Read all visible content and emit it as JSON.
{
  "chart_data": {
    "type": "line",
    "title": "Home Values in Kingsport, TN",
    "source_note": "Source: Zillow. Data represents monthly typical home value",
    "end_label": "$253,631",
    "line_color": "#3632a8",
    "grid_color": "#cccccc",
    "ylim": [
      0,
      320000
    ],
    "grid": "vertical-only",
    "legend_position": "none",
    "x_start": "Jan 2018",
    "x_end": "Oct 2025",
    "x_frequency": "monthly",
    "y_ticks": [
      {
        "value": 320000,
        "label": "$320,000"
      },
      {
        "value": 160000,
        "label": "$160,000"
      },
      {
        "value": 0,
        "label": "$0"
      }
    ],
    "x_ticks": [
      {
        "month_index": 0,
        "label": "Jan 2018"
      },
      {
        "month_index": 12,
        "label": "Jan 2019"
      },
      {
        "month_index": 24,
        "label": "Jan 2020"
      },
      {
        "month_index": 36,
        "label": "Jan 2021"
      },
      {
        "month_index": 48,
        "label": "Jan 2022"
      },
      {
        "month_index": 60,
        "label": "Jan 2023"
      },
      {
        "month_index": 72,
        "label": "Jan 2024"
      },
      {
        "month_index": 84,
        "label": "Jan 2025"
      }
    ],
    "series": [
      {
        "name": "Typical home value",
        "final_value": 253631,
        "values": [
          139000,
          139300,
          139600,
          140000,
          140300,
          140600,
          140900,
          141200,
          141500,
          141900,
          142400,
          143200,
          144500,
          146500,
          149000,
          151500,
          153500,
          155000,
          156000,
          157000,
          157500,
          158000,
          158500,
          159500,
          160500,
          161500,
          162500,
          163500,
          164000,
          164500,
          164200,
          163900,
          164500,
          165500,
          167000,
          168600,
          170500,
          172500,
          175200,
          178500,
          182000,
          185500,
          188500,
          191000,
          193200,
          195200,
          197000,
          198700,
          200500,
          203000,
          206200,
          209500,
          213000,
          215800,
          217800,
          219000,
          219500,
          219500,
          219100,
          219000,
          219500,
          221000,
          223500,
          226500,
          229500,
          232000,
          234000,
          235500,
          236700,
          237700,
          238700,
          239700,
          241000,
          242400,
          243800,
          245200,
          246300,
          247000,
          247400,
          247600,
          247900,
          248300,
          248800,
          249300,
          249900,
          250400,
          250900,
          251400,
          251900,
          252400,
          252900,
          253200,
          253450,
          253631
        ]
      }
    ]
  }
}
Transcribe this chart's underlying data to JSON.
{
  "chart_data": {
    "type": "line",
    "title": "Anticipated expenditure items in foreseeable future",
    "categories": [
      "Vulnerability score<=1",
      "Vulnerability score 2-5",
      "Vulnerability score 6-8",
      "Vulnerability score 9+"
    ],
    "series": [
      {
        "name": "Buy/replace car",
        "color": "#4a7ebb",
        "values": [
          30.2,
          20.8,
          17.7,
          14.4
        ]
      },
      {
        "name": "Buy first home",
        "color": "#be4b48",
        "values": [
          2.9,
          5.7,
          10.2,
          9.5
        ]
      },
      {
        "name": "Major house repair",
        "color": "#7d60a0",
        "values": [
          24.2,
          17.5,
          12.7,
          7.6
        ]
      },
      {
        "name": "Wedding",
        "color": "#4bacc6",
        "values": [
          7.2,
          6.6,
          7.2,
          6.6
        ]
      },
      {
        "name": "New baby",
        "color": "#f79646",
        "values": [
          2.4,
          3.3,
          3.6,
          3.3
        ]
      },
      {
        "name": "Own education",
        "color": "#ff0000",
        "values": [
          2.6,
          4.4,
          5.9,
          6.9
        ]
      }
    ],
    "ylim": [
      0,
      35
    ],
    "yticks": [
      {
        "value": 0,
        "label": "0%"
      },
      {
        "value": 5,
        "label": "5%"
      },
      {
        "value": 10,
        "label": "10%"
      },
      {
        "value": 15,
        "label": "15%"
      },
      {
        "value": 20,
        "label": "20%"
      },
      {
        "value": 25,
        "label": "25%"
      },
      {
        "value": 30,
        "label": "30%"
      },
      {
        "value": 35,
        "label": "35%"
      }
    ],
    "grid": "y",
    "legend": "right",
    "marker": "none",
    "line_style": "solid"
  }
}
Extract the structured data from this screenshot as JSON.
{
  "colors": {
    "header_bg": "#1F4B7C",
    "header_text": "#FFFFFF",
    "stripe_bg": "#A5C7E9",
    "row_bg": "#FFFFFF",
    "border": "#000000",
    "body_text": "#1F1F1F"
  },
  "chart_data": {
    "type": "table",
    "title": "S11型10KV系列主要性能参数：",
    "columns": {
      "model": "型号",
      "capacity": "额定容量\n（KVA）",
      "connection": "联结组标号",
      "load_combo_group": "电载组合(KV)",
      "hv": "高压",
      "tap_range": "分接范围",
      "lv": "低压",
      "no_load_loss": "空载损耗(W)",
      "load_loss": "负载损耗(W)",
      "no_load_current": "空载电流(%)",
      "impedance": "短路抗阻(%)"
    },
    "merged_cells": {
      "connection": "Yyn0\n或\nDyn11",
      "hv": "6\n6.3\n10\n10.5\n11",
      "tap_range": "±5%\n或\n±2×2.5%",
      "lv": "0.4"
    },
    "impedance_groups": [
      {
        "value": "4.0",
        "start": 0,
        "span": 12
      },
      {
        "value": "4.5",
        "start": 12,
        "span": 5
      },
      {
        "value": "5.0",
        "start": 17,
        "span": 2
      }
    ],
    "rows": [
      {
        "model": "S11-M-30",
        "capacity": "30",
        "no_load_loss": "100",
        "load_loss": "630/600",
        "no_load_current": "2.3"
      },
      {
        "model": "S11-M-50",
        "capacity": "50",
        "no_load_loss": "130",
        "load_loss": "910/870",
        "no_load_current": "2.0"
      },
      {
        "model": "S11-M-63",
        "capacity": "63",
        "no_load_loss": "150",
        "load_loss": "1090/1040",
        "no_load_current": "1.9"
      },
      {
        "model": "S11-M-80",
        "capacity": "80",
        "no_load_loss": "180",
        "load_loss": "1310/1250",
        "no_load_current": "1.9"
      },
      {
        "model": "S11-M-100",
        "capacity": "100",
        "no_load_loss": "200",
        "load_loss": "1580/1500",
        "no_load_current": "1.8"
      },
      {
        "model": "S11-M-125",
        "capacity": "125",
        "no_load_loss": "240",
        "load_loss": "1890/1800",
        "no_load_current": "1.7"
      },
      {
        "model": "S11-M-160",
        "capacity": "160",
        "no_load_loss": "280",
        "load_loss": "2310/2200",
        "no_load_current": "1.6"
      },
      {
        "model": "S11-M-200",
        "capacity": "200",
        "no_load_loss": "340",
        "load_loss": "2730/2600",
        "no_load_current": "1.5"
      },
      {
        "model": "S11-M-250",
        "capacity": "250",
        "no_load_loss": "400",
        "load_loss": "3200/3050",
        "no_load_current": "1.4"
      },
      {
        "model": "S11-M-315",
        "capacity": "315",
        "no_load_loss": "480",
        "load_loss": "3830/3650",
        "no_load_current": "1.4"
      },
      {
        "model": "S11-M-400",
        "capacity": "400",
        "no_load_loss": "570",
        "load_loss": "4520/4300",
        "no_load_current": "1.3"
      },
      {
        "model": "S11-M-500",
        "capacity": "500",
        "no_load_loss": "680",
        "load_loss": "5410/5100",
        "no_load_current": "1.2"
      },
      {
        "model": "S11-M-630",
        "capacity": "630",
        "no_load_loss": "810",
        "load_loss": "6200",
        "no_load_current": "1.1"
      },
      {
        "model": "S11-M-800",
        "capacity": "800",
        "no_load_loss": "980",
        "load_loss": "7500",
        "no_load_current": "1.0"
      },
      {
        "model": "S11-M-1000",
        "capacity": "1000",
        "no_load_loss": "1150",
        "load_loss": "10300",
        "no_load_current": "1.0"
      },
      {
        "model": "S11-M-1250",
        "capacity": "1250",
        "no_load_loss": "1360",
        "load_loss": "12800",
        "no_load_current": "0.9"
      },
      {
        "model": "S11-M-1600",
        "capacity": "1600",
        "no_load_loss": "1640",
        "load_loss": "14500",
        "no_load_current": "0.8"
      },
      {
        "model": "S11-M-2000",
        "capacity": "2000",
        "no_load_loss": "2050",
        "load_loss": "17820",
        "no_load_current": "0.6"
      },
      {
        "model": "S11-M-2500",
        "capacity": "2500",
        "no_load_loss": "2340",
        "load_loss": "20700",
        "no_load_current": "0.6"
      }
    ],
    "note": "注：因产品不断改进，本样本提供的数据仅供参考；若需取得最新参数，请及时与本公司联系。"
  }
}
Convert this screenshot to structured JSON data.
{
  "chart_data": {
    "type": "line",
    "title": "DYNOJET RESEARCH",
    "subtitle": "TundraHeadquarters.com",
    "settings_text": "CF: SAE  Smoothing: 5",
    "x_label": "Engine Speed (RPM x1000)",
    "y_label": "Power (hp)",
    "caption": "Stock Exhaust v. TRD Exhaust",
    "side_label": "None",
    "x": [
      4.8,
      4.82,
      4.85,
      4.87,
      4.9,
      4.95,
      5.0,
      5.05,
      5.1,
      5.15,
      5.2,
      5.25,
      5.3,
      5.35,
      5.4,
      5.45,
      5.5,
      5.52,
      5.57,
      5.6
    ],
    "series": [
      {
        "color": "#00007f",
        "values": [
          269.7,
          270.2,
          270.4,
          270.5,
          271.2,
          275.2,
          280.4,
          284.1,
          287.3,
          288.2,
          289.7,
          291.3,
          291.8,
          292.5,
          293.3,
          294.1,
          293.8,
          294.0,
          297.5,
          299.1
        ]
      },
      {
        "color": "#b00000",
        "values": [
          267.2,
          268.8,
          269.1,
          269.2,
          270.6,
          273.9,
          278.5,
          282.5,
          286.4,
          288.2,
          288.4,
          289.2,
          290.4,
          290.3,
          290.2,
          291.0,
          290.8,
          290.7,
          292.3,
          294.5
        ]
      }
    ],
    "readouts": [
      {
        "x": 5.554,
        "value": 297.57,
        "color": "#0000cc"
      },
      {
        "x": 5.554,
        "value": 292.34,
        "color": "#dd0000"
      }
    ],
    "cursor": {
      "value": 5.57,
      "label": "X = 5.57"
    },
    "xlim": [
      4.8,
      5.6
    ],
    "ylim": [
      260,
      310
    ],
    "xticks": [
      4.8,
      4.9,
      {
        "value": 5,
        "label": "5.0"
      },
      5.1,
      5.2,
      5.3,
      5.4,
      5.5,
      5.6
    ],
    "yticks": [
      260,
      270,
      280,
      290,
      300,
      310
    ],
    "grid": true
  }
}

##########

• EXERCISE DESCRIPTION
Using the listing above, locate the lines that hold "monthly" and copy each one.

• EXPECTED ANSWER
    "source_note": "Source: Zillow. Data represents monthly typical home value",
    "x_frequency": "monthly",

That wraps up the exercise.